**DIRECTION**
Find how many lines of the listing below include the word "Margot", then report the number by itself.

**GIVEN DATA**
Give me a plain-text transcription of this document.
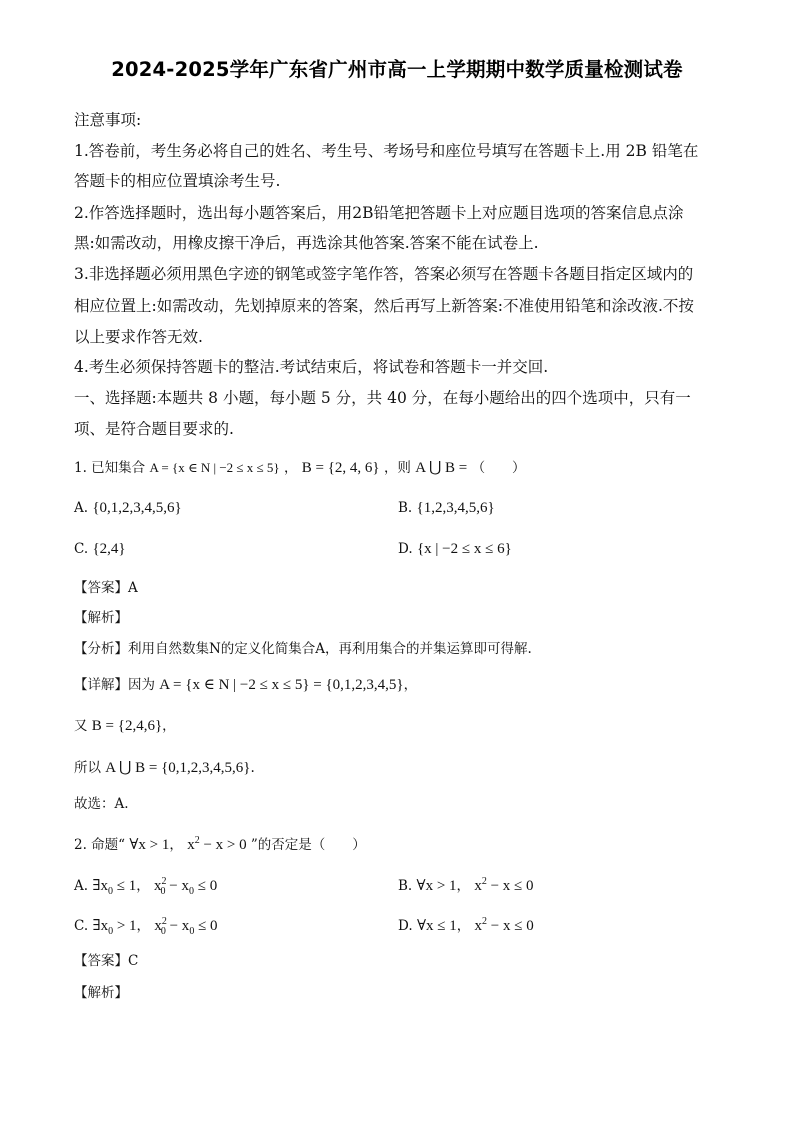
2024-2025学年广东省广州市高一上学期期中数学质量检测试卷
注意事项:
1.答卷前，考生务必将自己的姓名、考生号、考场号和座位号填写在答题卡上.用 2B 铅笔在
答题卡的相应位置填涂考生号.
2.作答选择题时，选出每小题答案后，用2B铅笔把答题卡上对应题目选项的答案信息点涂
黑:如需改动，用橡皮擦干净后，再选涂其他答案.答案不能在试卷上.
3.非选择题必须用黑色字迹的钢笔或签字笔作答，答案必须写在答题卡各题目指定区域内的
相应位置上:如需改动，先划掉原来的答案，然后再写上新答案:不准使用铅笔和涂改液.不按
以上要求作答无效.
4.考生必须保持答题卡的整洁.考试结束后，将试卷和答题卡一并交回.
一、选择题:本题共 8 小题，每小题 5 分，共 40 分，在每小题给出的四个选项中，只有一
项、是符合题目要求的.
1. 已知集合 A = {x ∈ N | −2 ≤ x ≤ 5} ， B = {2, 4, 6} ，则 A ⋃ B = （　　）
A. {0,1,2,3,4,5,6}	B. {1,2,3,4,5,6}
C. {2,4}	D. {x | −2 ≤ x ≤ 6}
【答案】A
【解析】
【分析】利用自然数集N的定义化简集合A，再利用集合的并集运算即可得解.
【详解】因为 A = {x ∈ N | −2 ≤ x ≤ 5} = {0,1,2,3,4,5}，
又 B = {2,4,6}，
所以 A ⋃ B = {0,1,2,3,4,5,6}.
故选：A.
2. 命题“ ∀x > 1， $x^2 - x > 0$ ”的否定是（　　）
A. $\exists x_0 \le 1$， $x^2_0 - x_0 \le 0$	B. ∀x > 1， $x^2 - x \le 0$
C. $\exists x_0 > 1$， $x^2_0 - x_0 \le 0$	D. ∀x ≤ 1， $x^2 - x \le 0$
【答案】C
【解析】
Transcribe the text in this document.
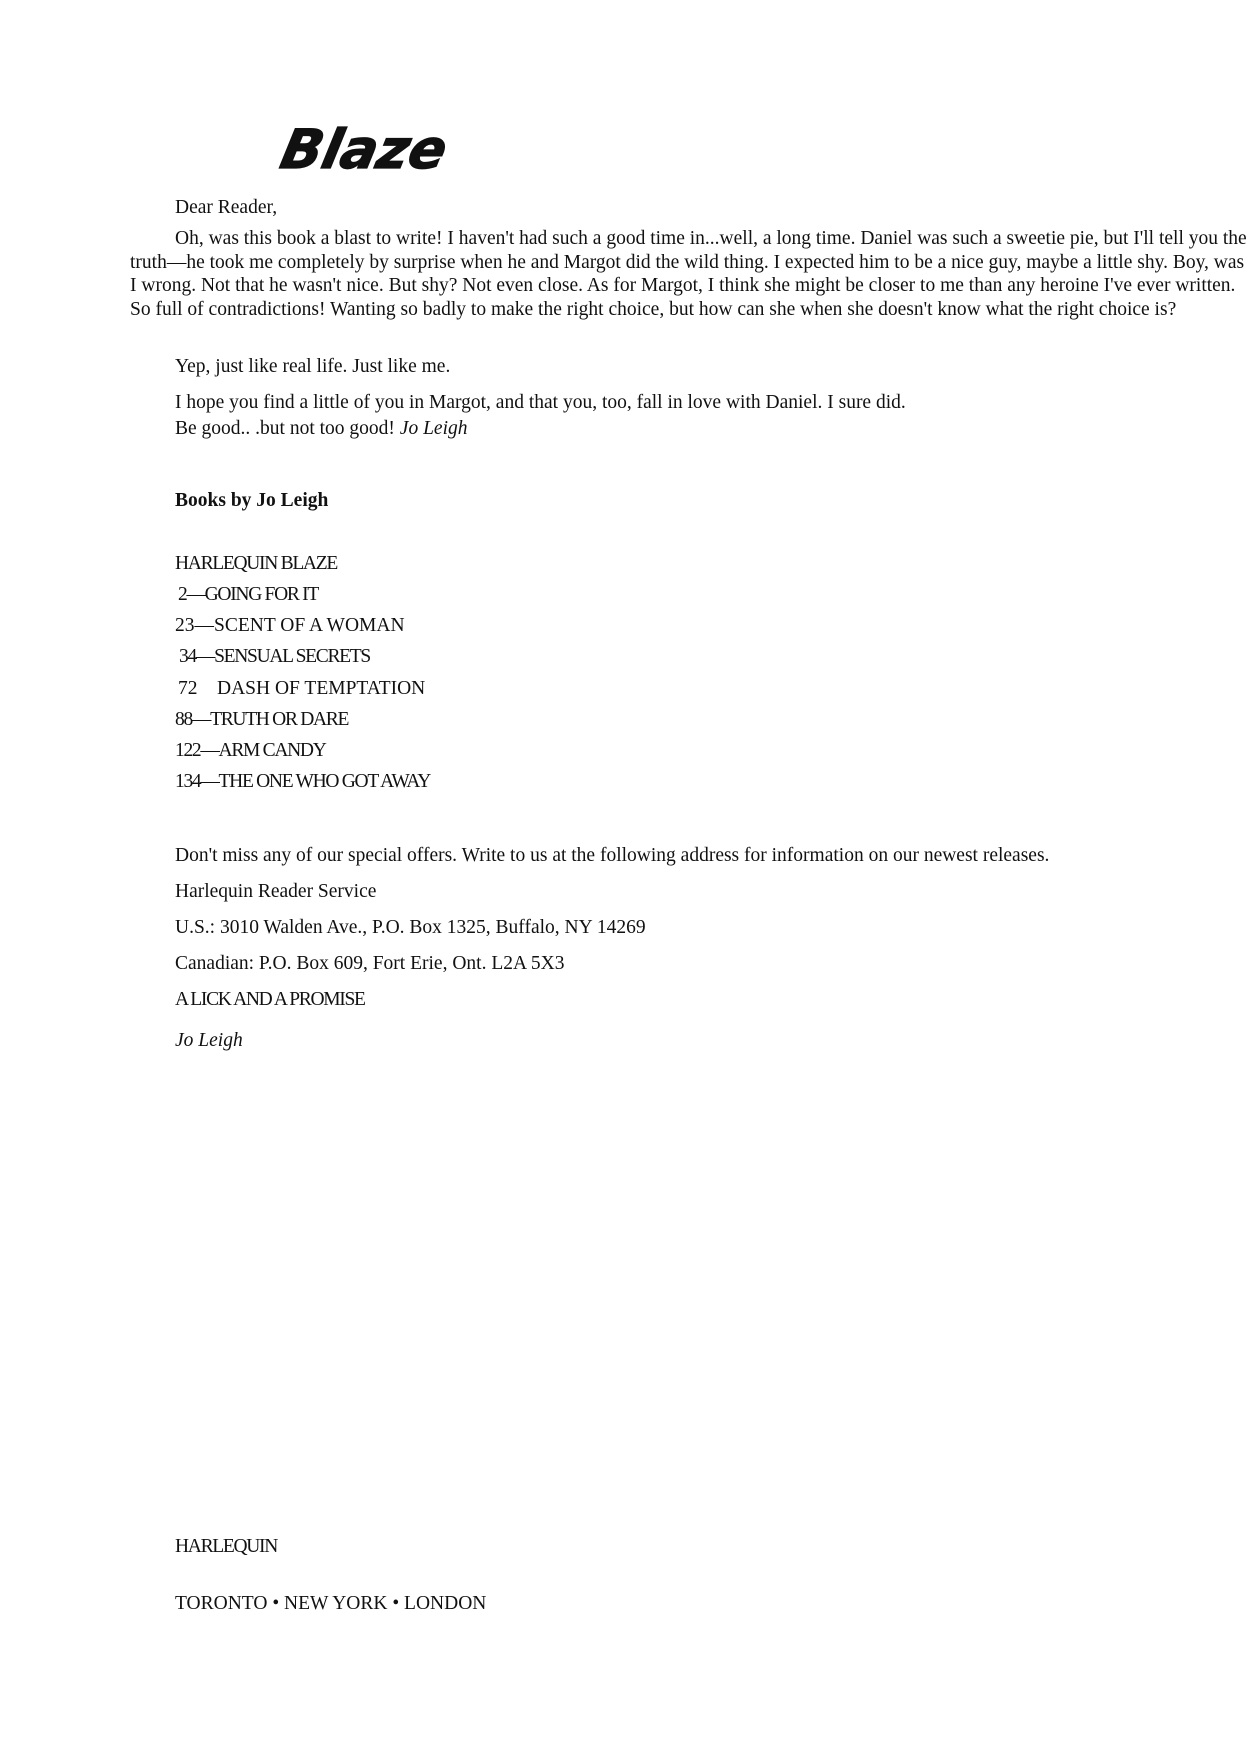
Blaze
Dear Reader,
Oh, was this book a blast to write! I haven't had such a good time in...well, a long time. Daniel was such a sweetie pie, but I'll tell you the truth—he took me completely by surprise when he and Margot did the wild thing. I expected him to be a nice guy, maybe a little shy. Boy, was I wrong. Not that he wasn't nice. But shy? Not even close. As for Margot, I think she might be closer to me than any heroine I've ever written. So full of contradictions! Wanting so badly to make the right choice, but how can she when she doesn't know what the right choice is?
Yep, just like real life. Just like me.
I hope you find a little of you in Margot, and that you, too, fall in love with Daniel. I sure did.
Be good.. .but not too good! Jo Leigh
Books by Jo Leigh
HARLEQUIN BLAZE
2—GOING FOR IT
23—SCENT OF A WOMAN
34—SENSUAL SECRETS
72    DASH OF TEMPTATION
88—TRUTH OR DARE
122—ARM CANDY
134—THE ONE WHO GOT AWAY
Don't miss any of our special offers. Write to us at the following address for information on our newest releases.
Harlequin Reader Service
U.S.: 3010 Walden Ave., P.O. Box 1325, Buffalo, NY 14269
Canadian: P.O. Box 609, Fort Erie, Ont. L2A 5X3
A LICK AND A PROMISE
Jo Leigh
HARLEQUIN
TORONTO • NEW YORK • LONDON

**ANSWER IN FULL**
2